* What to produce *
Every line of the data must be copied exactly.

◆ ◆ ◆

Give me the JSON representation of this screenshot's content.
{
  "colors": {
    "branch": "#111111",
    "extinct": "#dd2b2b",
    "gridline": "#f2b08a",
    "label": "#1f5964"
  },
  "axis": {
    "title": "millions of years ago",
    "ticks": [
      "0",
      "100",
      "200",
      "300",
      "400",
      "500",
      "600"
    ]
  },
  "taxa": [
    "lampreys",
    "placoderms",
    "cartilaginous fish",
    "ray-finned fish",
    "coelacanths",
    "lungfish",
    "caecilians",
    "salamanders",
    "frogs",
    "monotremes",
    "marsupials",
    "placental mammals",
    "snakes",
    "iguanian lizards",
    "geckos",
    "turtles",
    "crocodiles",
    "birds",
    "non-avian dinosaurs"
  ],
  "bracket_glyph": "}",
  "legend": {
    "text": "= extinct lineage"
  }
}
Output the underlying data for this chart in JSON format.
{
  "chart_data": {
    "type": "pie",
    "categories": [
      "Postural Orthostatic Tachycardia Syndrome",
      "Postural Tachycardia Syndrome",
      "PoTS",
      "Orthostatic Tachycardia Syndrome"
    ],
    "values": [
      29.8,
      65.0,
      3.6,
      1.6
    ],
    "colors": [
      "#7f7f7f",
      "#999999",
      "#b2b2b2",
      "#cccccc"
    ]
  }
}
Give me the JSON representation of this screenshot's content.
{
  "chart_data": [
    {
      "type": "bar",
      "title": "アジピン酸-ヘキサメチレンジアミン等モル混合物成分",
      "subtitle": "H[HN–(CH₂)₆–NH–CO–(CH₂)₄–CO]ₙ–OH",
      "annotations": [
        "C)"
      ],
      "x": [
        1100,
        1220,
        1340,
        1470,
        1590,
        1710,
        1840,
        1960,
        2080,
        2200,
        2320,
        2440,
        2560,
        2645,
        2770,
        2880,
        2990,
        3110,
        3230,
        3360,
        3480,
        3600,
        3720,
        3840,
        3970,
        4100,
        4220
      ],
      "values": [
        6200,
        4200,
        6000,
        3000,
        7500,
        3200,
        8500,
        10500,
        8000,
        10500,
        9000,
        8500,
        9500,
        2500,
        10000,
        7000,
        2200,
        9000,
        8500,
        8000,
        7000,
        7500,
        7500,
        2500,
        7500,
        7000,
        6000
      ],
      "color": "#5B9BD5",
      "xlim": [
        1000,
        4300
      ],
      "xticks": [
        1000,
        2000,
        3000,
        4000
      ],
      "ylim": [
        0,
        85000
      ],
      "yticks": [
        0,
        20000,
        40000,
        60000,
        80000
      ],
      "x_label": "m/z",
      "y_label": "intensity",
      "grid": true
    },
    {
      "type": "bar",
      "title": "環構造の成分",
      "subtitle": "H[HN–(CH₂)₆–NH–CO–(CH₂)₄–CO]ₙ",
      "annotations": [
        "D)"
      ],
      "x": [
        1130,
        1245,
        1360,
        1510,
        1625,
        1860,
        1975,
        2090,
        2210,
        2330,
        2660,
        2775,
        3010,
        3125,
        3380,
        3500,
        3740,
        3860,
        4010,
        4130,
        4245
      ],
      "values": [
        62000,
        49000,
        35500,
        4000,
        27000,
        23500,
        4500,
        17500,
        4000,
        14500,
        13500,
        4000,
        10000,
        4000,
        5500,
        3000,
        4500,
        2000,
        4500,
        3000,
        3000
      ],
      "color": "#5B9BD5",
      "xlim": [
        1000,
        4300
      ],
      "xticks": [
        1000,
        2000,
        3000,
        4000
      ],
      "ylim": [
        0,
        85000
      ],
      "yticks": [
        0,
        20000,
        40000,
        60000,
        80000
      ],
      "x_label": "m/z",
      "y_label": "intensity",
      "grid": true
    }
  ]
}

◆ ◆ ◆

* Answer in full *
Give me the JSON representation of this screenshot's content.
{
  "colors": {
    "branch": "#111111",
    "extinct": "#dd2b2b",
    "gridline": "#f2b08a",
    "label": "#1f5964"
  },
  "axis": {
    "title": "millions of years ago",
    "ticks": [
      "0",
      "100",
      "200",
      "300",
      "400",
      "500",
      "600"
    ]
  },
  "taxa": [
    "lampreys",
    "placoderms",
    "cartilaginous fish",
    "ray-finned fish",
    "coelacanths",
    "lungfish",
    "caecilians",
    "salamanders",
    "frogs",
    "monotremes",
    "marsupials",
    "placental mammals",
    "snakes",
    "iguanian lizards",
    "geckos",
    "turtles",
    "crocodiles",
    "birds",
    "non-avian dinosaurs"
  ],
  "bracket_glyph": "}",
  "legend": {
    "text": "= extinct lineage"
  }
}
Output the underlying data for this chart in JSON format.
{
  "chart_data": {
    "type": "pie",
    "categories": [
      "Postural Orthostatic Tachycardia Syndrome",
      "Postural Tachycardia Syndrome",
      "PoTS",
      "Orthostatic Tachycardia Syndrome"
    ],
    "values": [
      29.8,
      65.0,
      3.6,
      1.6
    ],
    "colors": [
      "#7f7f7f",
      "#999999",
      "#b2b2b2",
      "#cccccc"
    ]
  }
}
Give me the JSON representation of this screenshot's content.
{
  "chart_data": [
    {
      "type": "bar",
      "title": "アジピン酸-ヘキサメチレンジアミン等モル混合物成分",
      "subtitle": "H[HN–(CH₂)₆–NH–CO–(CH₂)₄–CO]ₙ–OH",
      "annotations": [
        "C)"
      ],
      "x": [
        1100,
        1220,
        1340,
        1470,
        1590,
        1710,
        1840,
        1960,
        2080,
        2200,
        2320,
        2440,
        2560,
        2645,
        2770,
        2880,
        2990,
        3110,
        3230,
        3360,
        3480,
        3600,
        3720,
        3840,
        3970,
        4100,
        4220
      ],
      "values": [
        6200,
        4200,
        6000,
        3000,
        7500,
        3200,
        8500,
        10500,
        8000,
        10500,
        9000,
        8500,
        9500,
        2500,
        10000,
        7000,
        2200,
        9000,
        8500,
        8000,
        7000,
        7500,
        7500,
        2500,
        7500,
        7000,
        6000
      ],
      "color": "#5B9BD5",
      "xlim": [
        1000,
        4300
      ],
      "xticks": [
        1000,
        2000,
        3000,
        4000
      ],
      "ylim": [
        0,
        85000
      ],
      "yticks": [
        0,
        20000,
        40000,
        60000,
        80000
      ],
      "x_label": "m/z",
      "y_label": "intensity",
      "grid": true
    },
    {
      "type": "bar",
      "title": "環構造の成分",
      "subtitle": "H[HN–(CH₂)₆–NH–CO–(CH₂)₄–CO]ₙ",
      "annotations": [
        "D)"
      ],
      "x": [
        1130,
        1245,
        1360,
        1510,
        1625,
        1860,
        1975,
        2090,
        2210,
        2330,
        2660,
        2775,
        3010,
        3125,
        3380,
        3500,
        3740,
        3860,
        4010,
        4130,
        4245
      ],
      "values": [
        62000,
        49000,
        35500,
        4000,
        27000,
        23500,
        4500,
        17500,
        4000,
        14500,
        13500,
        4000,
        10000,
        4000,
        5500,
        3000,
        4500,
        2000,
        4500,
        3000,
        3000
      ],
      "color": "#5B9BD5",
      "xlim": [
        1000,
        4300
      ],
      "xticks": [
        1000,
        2000,
        3000,
        4000
      ],
      "ylim": [
        0,
        85000
      ],
      "yticks": [
        0,
        20000,
        40000,
        60000,
        80000
      ],
      "x_label": "m/z",
      "y_label": "intensity",
      "grid": true
    }
  ]
}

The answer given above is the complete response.